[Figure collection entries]
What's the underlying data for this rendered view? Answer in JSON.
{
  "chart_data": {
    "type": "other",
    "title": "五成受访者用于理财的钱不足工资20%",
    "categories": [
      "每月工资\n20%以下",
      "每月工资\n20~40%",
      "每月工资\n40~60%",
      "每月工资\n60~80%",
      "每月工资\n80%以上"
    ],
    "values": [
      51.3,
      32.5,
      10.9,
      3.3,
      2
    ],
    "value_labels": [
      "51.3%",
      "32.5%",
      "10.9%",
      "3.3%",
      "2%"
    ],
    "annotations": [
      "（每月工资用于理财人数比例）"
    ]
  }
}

Goal » Extract every entry above as it appears.

Answer for this exercise »
What's the underlying data for this rendered view? Answer in JSON.
{
  "chart_data": {
    "type": "other",
    "title": "五成受访者用于理财的钱不足工资20%",
    "categories": [
      "每月工资\n20%以下",
      "每月工资\n20~40%",
      "每月工资\n40~60%",
      "每月工资\n60~80%",
      "每月工资\n80%以上"
    ],
    "values": [
      51.3,
      32.5,
      10.9,
      3.3,
      2
    ],
    "value_labels": [
      "51.3%",
      "32.5%",
      "10.9%",
      "3.3%",
      "2%"
    ],
    "annotations": [
      "（每月工资用于理财人数比例）"
    ]
  }
}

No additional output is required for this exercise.